EXERCISE OBJECTIVE = Repeat each line exactly, leaving nothing out.

RECORDED INFORMATION =
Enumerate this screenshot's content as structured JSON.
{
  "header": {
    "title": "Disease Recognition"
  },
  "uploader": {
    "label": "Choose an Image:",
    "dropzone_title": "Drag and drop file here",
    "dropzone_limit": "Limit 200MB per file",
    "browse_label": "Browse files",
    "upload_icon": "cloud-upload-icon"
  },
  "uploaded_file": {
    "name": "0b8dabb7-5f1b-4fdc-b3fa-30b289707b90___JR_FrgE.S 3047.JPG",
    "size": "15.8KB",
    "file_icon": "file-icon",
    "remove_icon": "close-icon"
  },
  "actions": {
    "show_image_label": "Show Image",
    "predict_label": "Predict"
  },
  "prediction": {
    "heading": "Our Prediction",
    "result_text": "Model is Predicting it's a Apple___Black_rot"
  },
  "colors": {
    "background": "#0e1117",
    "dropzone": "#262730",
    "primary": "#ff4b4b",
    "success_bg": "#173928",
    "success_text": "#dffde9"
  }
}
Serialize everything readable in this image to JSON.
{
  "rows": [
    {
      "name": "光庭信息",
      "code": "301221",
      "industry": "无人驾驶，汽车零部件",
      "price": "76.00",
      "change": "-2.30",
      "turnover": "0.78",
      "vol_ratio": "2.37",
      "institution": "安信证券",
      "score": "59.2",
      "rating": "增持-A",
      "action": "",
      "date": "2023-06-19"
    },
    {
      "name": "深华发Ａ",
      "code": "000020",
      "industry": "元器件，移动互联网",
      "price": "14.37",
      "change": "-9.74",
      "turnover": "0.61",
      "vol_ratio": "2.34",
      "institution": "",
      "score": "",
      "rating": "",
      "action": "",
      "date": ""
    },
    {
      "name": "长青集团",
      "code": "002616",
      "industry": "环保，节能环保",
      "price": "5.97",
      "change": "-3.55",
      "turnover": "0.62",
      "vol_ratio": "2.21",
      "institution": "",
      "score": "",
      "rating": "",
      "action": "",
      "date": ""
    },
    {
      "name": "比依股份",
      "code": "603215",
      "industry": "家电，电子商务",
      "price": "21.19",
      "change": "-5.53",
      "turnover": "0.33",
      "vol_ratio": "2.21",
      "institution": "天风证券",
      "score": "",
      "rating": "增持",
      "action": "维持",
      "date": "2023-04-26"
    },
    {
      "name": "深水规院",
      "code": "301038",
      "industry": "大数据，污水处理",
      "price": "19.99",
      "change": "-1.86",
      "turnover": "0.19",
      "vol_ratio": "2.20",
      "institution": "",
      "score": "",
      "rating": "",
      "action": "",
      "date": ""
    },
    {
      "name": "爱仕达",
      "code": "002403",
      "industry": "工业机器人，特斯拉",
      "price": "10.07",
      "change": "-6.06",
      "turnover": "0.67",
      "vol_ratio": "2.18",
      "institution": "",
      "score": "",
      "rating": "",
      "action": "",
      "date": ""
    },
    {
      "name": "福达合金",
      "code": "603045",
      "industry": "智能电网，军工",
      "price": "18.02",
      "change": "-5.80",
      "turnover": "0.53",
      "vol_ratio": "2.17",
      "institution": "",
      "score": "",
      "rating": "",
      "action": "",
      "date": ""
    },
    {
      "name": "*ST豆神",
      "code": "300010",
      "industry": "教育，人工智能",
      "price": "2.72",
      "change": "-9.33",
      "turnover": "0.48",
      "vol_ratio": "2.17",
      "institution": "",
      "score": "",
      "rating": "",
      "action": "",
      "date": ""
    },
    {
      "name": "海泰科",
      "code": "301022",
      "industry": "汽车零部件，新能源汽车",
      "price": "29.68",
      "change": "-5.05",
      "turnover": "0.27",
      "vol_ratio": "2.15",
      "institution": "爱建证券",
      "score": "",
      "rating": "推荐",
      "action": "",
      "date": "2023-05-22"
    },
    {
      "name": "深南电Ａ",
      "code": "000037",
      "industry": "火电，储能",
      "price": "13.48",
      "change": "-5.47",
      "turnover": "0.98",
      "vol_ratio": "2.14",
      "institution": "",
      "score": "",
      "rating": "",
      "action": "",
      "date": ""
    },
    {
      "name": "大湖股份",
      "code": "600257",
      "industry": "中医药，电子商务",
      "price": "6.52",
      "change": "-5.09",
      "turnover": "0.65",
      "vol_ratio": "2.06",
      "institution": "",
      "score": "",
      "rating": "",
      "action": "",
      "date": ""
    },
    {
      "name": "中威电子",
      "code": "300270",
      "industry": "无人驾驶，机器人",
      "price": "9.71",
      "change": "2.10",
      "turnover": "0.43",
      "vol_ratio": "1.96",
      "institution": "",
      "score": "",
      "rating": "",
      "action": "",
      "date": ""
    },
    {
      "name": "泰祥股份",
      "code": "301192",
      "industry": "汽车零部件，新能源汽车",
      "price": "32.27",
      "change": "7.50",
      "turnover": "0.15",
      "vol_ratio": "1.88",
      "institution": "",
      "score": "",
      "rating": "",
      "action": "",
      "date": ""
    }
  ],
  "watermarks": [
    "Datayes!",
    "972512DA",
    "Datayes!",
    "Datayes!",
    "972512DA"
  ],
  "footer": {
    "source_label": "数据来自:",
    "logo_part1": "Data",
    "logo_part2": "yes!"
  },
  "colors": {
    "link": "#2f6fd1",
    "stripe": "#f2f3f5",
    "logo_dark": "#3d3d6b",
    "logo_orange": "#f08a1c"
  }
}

FINAL RESULT =
Enumerate this screenshot's content as structured JSON.
{
  "header": {
    "title": "Disease Recognition"
  },
  "uploader": {
    "label": "Choose an Image:",
    "dropzone_title": "Drag and drop file here",
    "dropzone_limit": "Limit 200MB per file",
    "browse_label": "Browse files",
    "upload_icon": "cloud-upload-icon"
  },
  "uploaded_file": {
    "name": "0b8dabb7-5f1b-4fdc-b3fa-30b289707b90___JR_FrgE.S 3047.JPG",
    "size": "15.8KB",
    "file_icon": "file-icon",
    "remove_icon": "close-icon"
  },
  "actions": {
    "show_image_label": "Show Image",
    "predict_label": "Predict"
  },
  "prediction": {
    "heading": "Our Prediction",
    "result_text": "Model is Predicting it's a Apple___Black_rot"
  },
  "colors": {
    "background": "#0e1117",
    "dropzone": "#262730",
    "primary": "#ff4b4b",
    "success_bg": "#173928",
    "success_text": "#dffde9"
  }
}
Serialize everything readable in this image to JSON.
{
  "rows": [
    {
      "name": "光庭信息",
      "code": "301221",
      "industry": "无人驾驶，汽车零部件",
      "price": "76.00",
      "change": "-2.30",
      "turnover": "0.78",
      "vol_ratio": "2.37",
      "institution": "安信证券",
      "score": "59.2",
      "rating": "增持-A",
      "action": "",
      "date": "2023-06-19"
    },
    {
      "name": "深华发Ａ",
      "code": "000020",
      "industry": "元器件，移动互联网",
      "price": "14.37",
      "change": "-9.74",
      "turnover": "0.61",
      "vol_ratio": "2.34",
      "institution": "",
      "score": "",
      "rating": "",
      "action": "",
      "date": ""
    },
    {
      "name": "长青集团",
      "code": "002616",
      "industry": "环保，节能环保",
      "price": "5.97",
      "change": "-3.55",
      "turnover": "0.62",
      "vol_ratio": "2.21",
      "institution": "",
      "score": "",
      "rating": "",
      "action": "",
      "date": ""
    },
    {
      "name": "比依股份",
      "code": "603215",
      "industry": "家电，电子商务",
      "price": "21.19",
      "change": "-5.53",
      "turnover": "0.33",
      "vol_ratio": "2.21",
      "institution": "天风证券",
      "score": "",
      "rating": "增持",
      "action": "维持",
      "date": "2023-04-26"
    },
    {
      "name": "深水规院",
      "code": "301038",
      "industry": "大数据，污水处理",
      "price": "19.99",
      "change": "-1.86",
      "turnover": "0.19",
      "vol_ratio": "2.20",
      "institution": "",
      "score": "",
      "rating": "",
      "action": "",
      "date": ""
    },
    {
      "name": "爱仕达",
      "code": "002403",
      "industry": "工业机器人，特斯拉",
      "price": "10.07",
      "change": "-6.06",
      "turnover": "0.67",
      "vol_ratio": "2.18",
      "institution": "",
      "score": "",
      "rating": "",
      "action": "",
      "date": ""
    },
    {
      "name": "福达合金",
      "code": "603045",
      "industry": "智能电网，军工",
      "price": "18.02",
      "change": "-5.80",
      "turnover": "0.53",
      "vol_ratio": "2.17",
      "institution": "",
      "score": "",
      "rating": "",
      "action": "",
      "date": ""
    },
    {
      "name": "*ST豆神",
      "code": "300010",
      "industry": "教育，人工智能",
      "price": "2.72",
      "change": "-9.33",
      "turnover": "0.48",
      "vol_ratio": "2.17",
      "institution": "",
      "score": "",
      "rating": "",
      "action": "",
      "date": ""
    },
    {
      "name": "海泰科",
      "code": "301022",
      "industry": "汽车零部件，新能源汽车",
      "price": "29.68",
      "change": "-5.05",
      "turnover": "0.27",
      "vol_ratio": "2.15",
      "institution": "爱建证券",
      "score": "",
      "rating": "推荐",
      "action": "",
      "date": "2023-05-22"
    },
    {
      "name": "深南电Ａ",
      "code": "000037",
      "industry": "火电，储能",
      "price": "13.48",
      "change": "-5.47",
      "turnover": "0.98",
      "vol_ratio": "2.14",
      "institution": "",
      "score": "",
      "rating": "",
      "action": "",
      "date": ""
    },
    {
      "name": "大湖股份",
      "code": "600257",
      "industry": "中医药，电子商务",
      "price": "6.52",
      "change": "-5.09",
      "turnover": "0.65",
      "vol_ratio": "2.06",
      "institution": "",
      "score": "",
      "rating": "",
      "action": "",
      "date": ""
    },
    {
      "name": "中威电子",
      "code": "300270",
      "industry": "无人驾驶，机器人",
      "price": "9.71",
      "change": "2.10",
      "turnover": "0.43",
      "vol_ratio": "1.96",
      "institution": "",
      "score": "",
      "rating": "",
      "action": "",
      "date": ""
    },
    {
      "name": "泰祥股份",
      "code": "301192",
      "industry": "汽车零部件，新能源汽车",
      "price": "32.27",
      "change": "7.50",
      "turnover": "0.15",
      "vol_ratio": "1.88",
      "institution": "",
      "score": "",
      "rating": "",
      "action": "",
      "date": ""
    }
  ],
  "watermarks": [
    "Datayes!",
    "972512DA",
    "Datayes!",
    "Datayes!",
    "972512DA"
  ],
  "footer": {
    "source_label": "数据来自:",
    "logo_part1": "Data",
    "logo_part2": "yes!"
  },
  "colors": {
    "link": "#2f6fd1",
    "stripe": "#f2f3f5",
    "logo_dark": "#3d3d6b",
    "logo_orange": "#f08a1c"
  }
}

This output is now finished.